## REQUIRED TASKS:
a) Reproduce the portion of the mailing-list reply on max_slot_wal_keep_size messages starting at "Ответы Re: more" and ending at "defined by max_slot_wal_keep_size.".
b) In the mailing-list reply on max_slot_wal_keep_size messages, what does version 13 lack that requires a separate patch file?
c) Pick up the mailing-list reply on max_slot_wal_keep_size messages after its last sentence and keep writing.

## TEXT BLOCK:
++++

Re: more descriptive message for process termination due to max_slot_wal_keep_size

Поиск
Список
Период
Сортировка
От Kyotaro Horiguchi
Тема Re: more descriptive message for process termination due to max_slot_wal_keep_size
Дата
Msg-id 20211224.134214.1646603596386019768.horikyota.ntt@gmail.com
обсуждение исходный текст
Ответ на Re: more descriptive message for process termination due to max_slot_wal_keep_size  (Ashutosh Bapat <ashutosh.bapat.oss@gmail.com>)
Ответы Re: more descriptive message for process termination due to max_slot_wal_keep_size  (Masahiko Sawada <sawada.mshk@gmail.com>)
Список pgsql-hackers
At Thu, 23 Dec 2021 18:08:08 +0530, Ashutosh Bapat <ashutosh.bapat.oss@gmail.com> wrote in 
> On Wed, Dec 15, 2021 at 9:42 AM Kyotaro Horiguchi
> <horikyota.ntt@gmail.com> wrote:
> > > LOG:  invalidating slot "s1"
> > > DETAIL:  The slot's restart_lsn 0/10000D68 is behind the limit 0/11000000 defined by max_slot_wal_keep_size.
> >
> > The second line could be changed like the following or anything other.
> >
> > > DETAIL:  The slot's restart_lsn 0/10000D68 got behind the limit 0/11000000 determined by max_slot_wal_keep_size.
> > .....
> >
> 
> The second version looks better as it gives more details. I am fine
> with either of the above wordings.
> 
> I would prefer everything in the same message though since
> "invalidating slot ..." is too short a LOG message. Not everybody
> enabled details always.

Mmm. Right. I have gone too much to the same way with the
process-termination message.

I rearranged the meesages as follows in the attached version. (at master)

> LOG:  terminating process %d to release replication slot \"%s\" because its restart_lsn %X/%X exceeds
max_slot_wal_keep_size
> DETAIL:  The slot got behind the limit %X/%X determined by max_slot_wal_keep_size.

> LOG:  invalidating slot \"%s\" because its restart_LSN %X/%X exceeds max_slot_wal_keep_size
c> DETAIL:  The slot got behind the limit %X/%X determined by max_slot_wal_keep_size.

The messages is actually incomplete even in 13 so I think the change
to the errmsg() message of the first message is worth back-patching.

- v3-0001-Make-a-message-on-process-termination-more-dscrip.patch

  Changes only the first main message and it can be back-patched to 14. 

- v3-0001-Make-a-message-on-process-termination-more-dscrip_13.patch

  The same to the above but for 13, which doesn't have LSN_FORMAT_ARGS.

++++

## GIVEN ENTRIES:
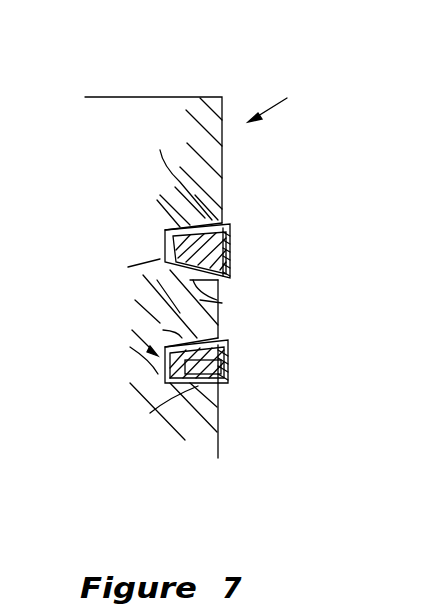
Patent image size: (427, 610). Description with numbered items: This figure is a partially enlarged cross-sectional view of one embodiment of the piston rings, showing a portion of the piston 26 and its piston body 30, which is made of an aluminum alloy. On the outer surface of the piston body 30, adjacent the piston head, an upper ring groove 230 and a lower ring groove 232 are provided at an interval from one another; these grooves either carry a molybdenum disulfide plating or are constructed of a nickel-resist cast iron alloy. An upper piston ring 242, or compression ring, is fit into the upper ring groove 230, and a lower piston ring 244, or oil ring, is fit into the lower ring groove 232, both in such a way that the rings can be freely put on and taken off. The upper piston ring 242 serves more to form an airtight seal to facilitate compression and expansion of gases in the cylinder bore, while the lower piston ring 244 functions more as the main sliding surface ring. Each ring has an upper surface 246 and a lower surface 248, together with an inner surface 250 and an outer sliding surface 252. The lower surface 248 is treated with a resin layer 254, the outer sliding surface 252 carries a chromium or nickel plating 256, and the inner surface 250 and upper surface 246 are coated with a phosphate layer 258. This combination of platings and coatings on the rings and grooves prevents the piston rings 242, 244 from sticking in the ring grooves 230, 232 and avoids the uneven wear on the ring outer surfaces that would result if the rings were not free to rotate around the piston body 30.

The piston body 30 is at (207, 110).
The piston 26 is at (288, 102).
The upper surface 246 is at (160, 150).
The phosphate layer 258 is at (160, 195).
The upper piston ring 242 is at (150, 225).
The upper ring groove 230 is at (222, 223).
The chromium or nickel plating 256 is at (232, 240).
The resin layer 254 is at (222, 287).
The lower surface 248 is at (224, 302).
The lower ring groove 232 is at (222, 338).
The outer sliding surface 252 is at (228, 382).
The lower piston ring 244 is at (147, 381).
The inner surface 250 is at (150, 413).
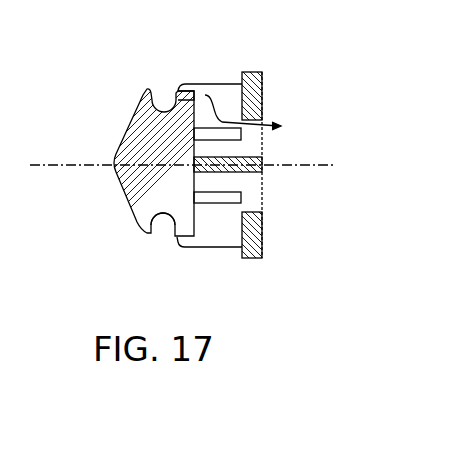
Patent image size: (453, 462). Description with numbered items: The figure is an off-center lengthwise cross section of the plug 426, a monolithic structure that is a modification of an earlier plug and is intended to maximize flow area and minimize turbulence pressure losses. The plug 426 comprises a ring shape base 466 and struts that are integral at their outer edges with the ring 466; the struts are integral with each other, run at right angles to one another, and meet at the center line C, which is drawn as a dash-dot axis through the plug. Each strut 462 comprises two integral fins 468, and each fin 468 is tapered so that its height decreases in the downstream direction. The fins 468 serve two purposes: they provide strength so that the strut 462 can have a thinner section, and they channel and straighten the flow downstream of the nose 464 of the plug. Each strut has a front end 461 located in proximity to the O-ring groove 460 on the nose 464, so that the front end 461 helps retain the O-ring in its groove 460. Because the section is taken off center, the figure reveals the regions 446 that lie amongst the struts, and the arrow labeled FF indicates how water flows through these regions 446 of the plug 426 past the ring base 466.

The plug 426 is at (129, 52).
The regions 446 is at (223, 98).
The front end 461 is at (184, 86).
The ring shape base 466 is at (257, 74).
The fins 468 is at (237, 192).
The strut 462 is at (218, 247).
The O-ring groove 460 is at (168, 232).
The nose 464 is at (122, 192).
The center line C is at (55, 163).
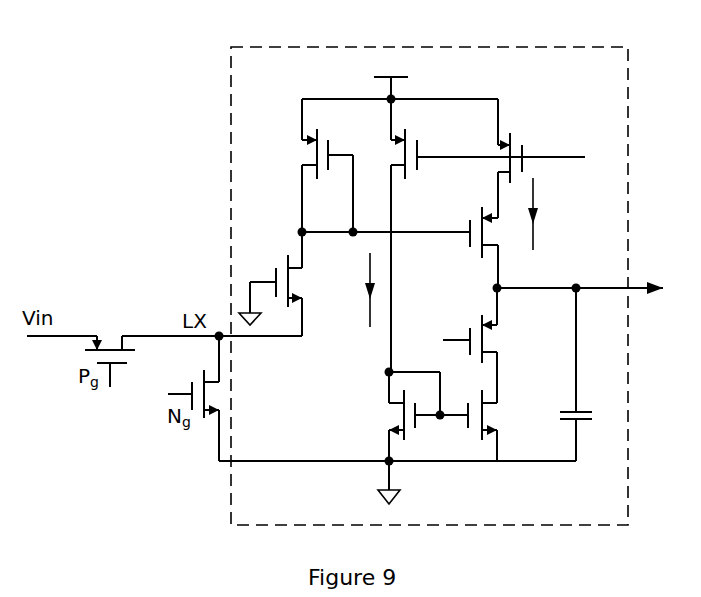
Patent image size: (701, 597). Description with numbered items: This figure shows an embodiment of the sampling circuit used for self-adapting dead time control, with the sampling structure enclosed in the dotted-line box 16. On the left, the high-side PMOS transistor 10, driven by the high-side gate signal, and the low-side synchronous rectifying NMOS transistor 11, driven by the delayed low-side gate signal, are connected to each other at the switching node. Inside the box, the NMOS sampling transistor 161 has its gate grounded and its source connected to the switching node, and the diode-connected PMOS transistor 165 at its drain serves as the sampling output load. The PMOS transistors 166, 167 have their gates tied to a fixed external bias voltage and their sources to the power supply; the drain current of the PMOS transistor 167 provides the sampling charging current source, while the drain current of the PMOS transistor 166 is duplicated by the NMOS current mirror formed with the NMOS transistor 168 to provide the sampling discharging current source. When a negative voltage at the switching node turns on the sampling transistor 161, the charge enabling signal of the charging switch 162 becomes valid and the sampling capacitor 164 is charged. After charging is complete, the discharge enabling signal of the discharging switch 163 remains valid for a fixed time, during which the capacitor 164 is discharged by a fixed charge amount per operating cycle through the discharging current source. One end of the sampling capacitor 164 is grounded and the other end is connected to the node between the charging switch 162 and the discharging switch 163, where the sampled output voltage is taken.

The box enclosed by dotted lines 16 is at (490, 47).
The high-side PMOS transistor 10 is at (110, 328).
The synchronous rectifying NMOS transistor 11 is at (196, 375).
The sampling transistor 161 is at (280, 262).
The charging switch 162 is at (476, 213).
The discharging switch 163 is at (475, 318).
The sampling capacitor 164 is at (578, 405).
The sampling output load 165 is at (297, 143).
The PMOS transistor 166 is at (383, 143).
The PMOS transistor 167 is at (492, 147).
The NMOS current mirror transistor 168 is at (470, 393).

++++

## WRITTEN ANSWERS:
a)
Ответы Re: more descriptive message for process termination due to max_slot_wal_keep_size  (Masahiko Sawada <sawada.mshk@gmail.com>)
Список pgsql-hackers
At Thu, 23 Dec 2021 18:08:08 +0530, Ashutosh Bapat <ashutosh.bapat.oss@gmail.com> wrote in 
> On Wed, Dec 15, 2021 at 9:42 AM Kyotaro Horiguchi
> <horikyota.ntt@gmail.com> wrote:
> > > LOG:  invalidating slot "s1"
> > > DETAIL:  The slot's restart_lsn 0/10000D68 is behind the limit 0/11000000 defined by max_slot_wal_keep_size.

b) Version 13 doesn't have LSN_FORMAT_ARGS.

c)
- v3-0002-Add-detailed-information-to-slot-invalidation-mes.patch

  Attaches the DETAIL line shown above to both messages, only for the
  master.

regards.

-- 
Kyotaro Horiguchi
NTT Open Source Software Center
From 4bfbb58801e9d2a0e0ab8320dd95bc850a0a397b Mon Sep 17 00:00:00 2001
From: Kyotaro Horiguchi <horikyota.ntt@gmail.com>
Date: Fri, 24 Dec 2021 12:52:07 +0900
Subject: [PATCH v3 1/2] Make a message on process termination more dscriptive

The message at process termination due to slot limit doesn't provide
the reason. In the major scenario the message is followed by another
message about slot invalidatation, which shows the detail for the
termination.  However the second message is missing if the slot is
temporary one.

Augment the first message with the reason same as the second message.

Backpatch through to 13 where the message was introduced.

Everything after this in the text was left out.